What this task involves: Copy out the whole listing exactly as written, leaving the pictures behind.

(Extracted data entries)
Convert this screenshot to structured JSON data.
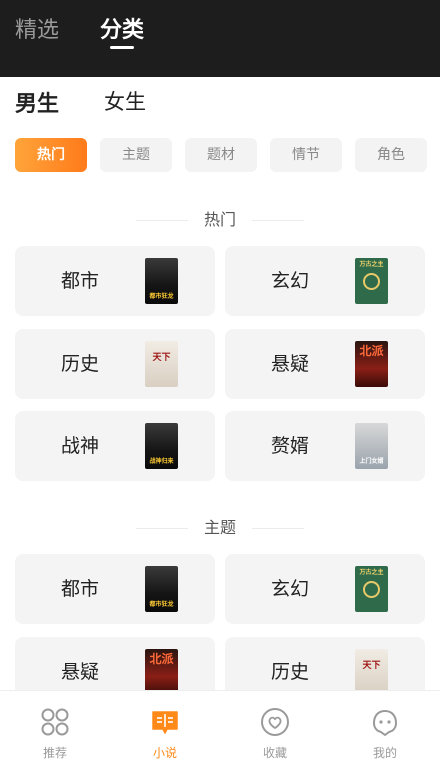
{
  "top_tabs": [
    {
      "label": "精选",
      "active": false
    },
    {
      "label": "分类",
      "active": true
    }
  ],
  "gender_tabs": [
    {
      "label": "男生",
      "active": true
    },
    {
      "label": "女生",
      "active": false
    }
  ],
  "filters": [
    {
      "label": "热门",
      "active": true
    },
    {
      "label": "主题",
      "active": false
    },
    {
      "label": "题材",
      "active": false
    },
    {
      "label": "情节",
      "active": false
    },
    {
      "label": "角色",
      "active": false
    }
  ],
  "sections": [
    {
      "title": "热门",
      "items": [
        {
          "label": "都市",
          "cover_text": "都市狂龙",
          "cover_style": "dark"
        },
        {
          "label": "玄幻",
          "cover_text": "万古之主",
          "cover_style": "green"
        },
        {
          "label": "历史",
          "cover_text": "天下",
          "cover_style": "light"
        },
        {
          "label": "悬疑",
          "cover_text": "北派",
          "cover_style": "red"
        },
        {
          "label": "战神",
          "cover_text": "战神归来",
          "cover_style": "dark"
        },
        {
          "label": "赘婿",
          "cover_text": "上门女婿",
          "cover_style": "gray"
        }
      ]
    },
    {
      "title": "主题",
      "items": [
        {
          "label": "都市",
          "cover_text": "都市狂龙",
          "cover_style": "dark"
        },
        {
          "label": "玄幻",
          "cover_text": "万古之主",
          "cover_style": "green"
        },
        {
          "label": "悬疑",
          "cover_text": "北派",
          "cover_style": "red"
        },
        {
          "label": "历史",
          "cover_text": "天下",
          "cover_style": "light"
        }
      ]
    }
  ],
  "bottom_nav": [
    {
      "label": "推荐",
      "icon": "grid-icon",
      "active": false
    },
    {
      "label": "小说",
      "icon": "book-icon",
      "active": true
    },
    {
      "label": "收藏",
      "icon": "heart-icon",
      "active": false
    },
    {
      "label": "我的",
      "icon": "profile-icon",
      "active": false
    }
  ],
  "colors": {
    "accent": "#ff8a1a",
    "topbar": "#1d1d1d"
  }
}
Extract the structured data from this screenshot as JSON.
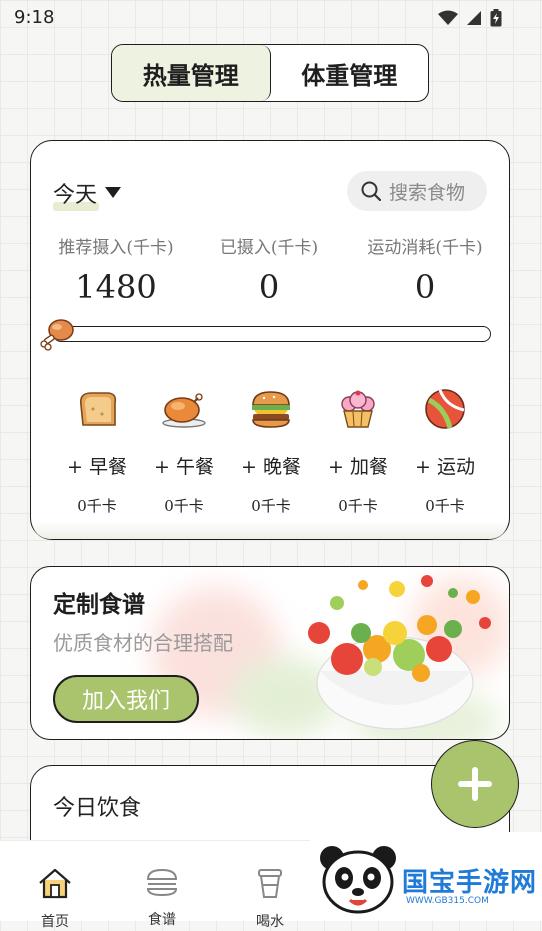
{
  "status": {
    "time": "9:18"
  },
  "tabs": [
    {
      "label": "热量管理",
      "active": true
    },
    {
      "label": "体重管理",
      "active": false
    }
  ],
  "summary": {
    "day_label": "今天",
    "search_placeholder": "搜索食物",
    "stats": [
      {
        "label": "推荐摄入(千卡)",
        "value": "1480"
      },
      {
        "label": "已摄入(千卡)",
        "value": "0"
      },
      {
        "label": "运动消耗(千卡)",
        "value": "0"
      }
    ],
    "progress_fraction": 0,
    "meals": [
      {
        "label": "+ 早餐",
        "kcal": "0千卡",
        "icon": "bread-icon"
      },
      {
        "label": "+ 午餐",
        "kcal": "0千卡",
        "icon": "roast-chicken-icon"
      },
      {
        "label": "+ 晚餐",
        "kcal": "0千卡",
        "icon": "burger-icon"
      },
      {
        "label": "+ 加餐",
        "kcal": "0千卡",
        "icon": "cupcake-icon"
      },
      {
        "label": "+ 运动",
        "kcal": "0千卡",
        "icon": "ball-icon"
      }
    ]
  },
  "banner": {
    "title": "定制食谱",
    "subtitle": "优质食材的合理搭配",
    "button": "加入我们"
  },
  "today": {
    "title": "今日饮食"
  },
  "nav": [
    {
      "label": "首页",
      "icon": "home-icon"
    },
    {
      "label": "食谱",
      "icon": "burger-outline-icon"
    },
    {
      "label": "喝水",
      "icon": "cup-icon"
    }
  ],
  "watermark": {
    "title": "国宝手游网",
    "url": "WWW.GB315.COM"
  },
  "colors": {
    "accent": "#a9c46c",
    "accent_light": "#eef2e1",
    "outline": "#1e1e1e"
  }
}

Full answer:
Convert this screenshot to structured JSON data.
{
  "top_tabs": [
    {
      "label": "精选",
      "active": false
    },
    {
      "label": "分类",
      "active": true
    }
  ],
  "gender_tabs": [
    {
      "label": "男生",
      "active": true
    },
    {
      "label": "女生",
      "active": false
    }
  ],
  "filters": [
    {
      "label": "热门",
      "active": true
    },
    {
      "label": "主题",
      "active": false
    },
    {
      "label": "题材",
      "active": false
    },
    {
      "label": "情节",
      "active": false
    },
    {
      "label": "角色",
      "active": false
    }
  ],
  "sections": [
    {
      "title": "热门",
      "items": [
        {
          "label": "都市",
          "cover_text": "都市狂龙",
          "cover_style": "dark"
        },
        {
          "label": "玄幻",
          "cover_text": "万古之主",
          "cover_style": "green"
        },
        {
          "label": "历史",
          "cover_text": "天下",
          "cover_style": "light"
        },
        {
          "label": "悬疑",
          "cover_text": "北派",
          "cover_style": "red"
        },
        {
          "label": "战神",
          "cover_text": "战神归来",
          "cover_style": "dark"
        },
        {
          "label": "赘婿",
          "cover_text": "上门女婿",
          "cover_style": "gray"
        }
      ]
    },
    {
      "title": "主题",
      "items": [
        {
          "label": "都市",
          "cover_text": "都市狂龙",
          "cover_style": "dark"
        },
        {
          "label": "玄幻",
          "cover_text": "万古之主",
          "cover_style": "green"
        },
        {
          "label": "悬疑",
          "cover_text": "北派",
          "cover_style": "red"
        },
        {
          "label": "历史",
          "cover_text": "天下",
          "cover_style": "light"
        }
      ]
    }
  ],
  "bottom_nav": [
    {
      "label": "推荐",
      "icon": "grid-icon",
      "active": false
    },
    {
      "label": "小说",
      "icon": "book-icon",
      "active": true
    },
    {
      "label": "收藏",
      "icon": "heart-icon",
      "active": false
    },
    {
      "label": "我的",
      "icon": "profile-icon",
      "active": false
    }
  ],
  "colors": {
    "accent": "#ff8a1a",
    "topbar": "#1d1d1d"
  }
}
Extract the structured data from this screenshot as JSON.
{
  "status": {
    "time": "9:18"
  },
  "tabs": [
    {
      "label": "热量管理",
      "active": true
    },
    {
      "label": "体重管理",
      "active": false
    }
  ],
  "summary": {
    "day_label": "今天",
    "search_placeholder": "搜索食物",
    "stats": [
      {
        "label": "推荐摄入(千卡)",
        "value": "1480"
      },
      {
        "label": "已摄入(千卡)",
        "value": "0"
      },
      {
        "label": "运动消耗(千卡)",
        "value": "0"
      }
    ],
    "progress_fraction": 0,
    "meals": [
      {
        "label": "+ 早餐",
        "kcal": "0千卡",
        "icon": "bread-icon"
      },
      {
        "label": "+ 午餐",
        "kcal": "0千卡",
        "icon": "roast-chicken-icon"
      },
      {
        "label": "+ 晚餐",
        "kcal": "0千卡",
        "icon": "burger-icon"
      },
      {
        "label": "+ 加餐",
        "kcal": "0千卡",
        "icon": "cupcake-icon"
      },
      {
        "label": "+ 运动",
        "kcal": "0千卡",
        "icon": "ball-icon"
      }
    ]
  },
  "banner": {
    "title": "定制食谱",
    "subtitle": "优质食材的合理搭配",
    "button": "加入我们"
  },
  "today": {
    "title": "今日饮食"
  },
  "nav": [
    {
      "label": "首页",
      "icon": "home-icon"
    },
    {
      "label": "食谱",
      "icon": "burger-outline-icon"
    },
    {
      "label": "喝水",
      "icon": "cup-icon"
    }
  ],
  "watermark": {
    "title": "国宝手游网",
    "url": "WWW.GB315.COM"
  },
  "colors": {
    "accent": "#a9c46c",
    "accent_light": "#eef2e1",
    "outline": "#1e1e1e"
  }
}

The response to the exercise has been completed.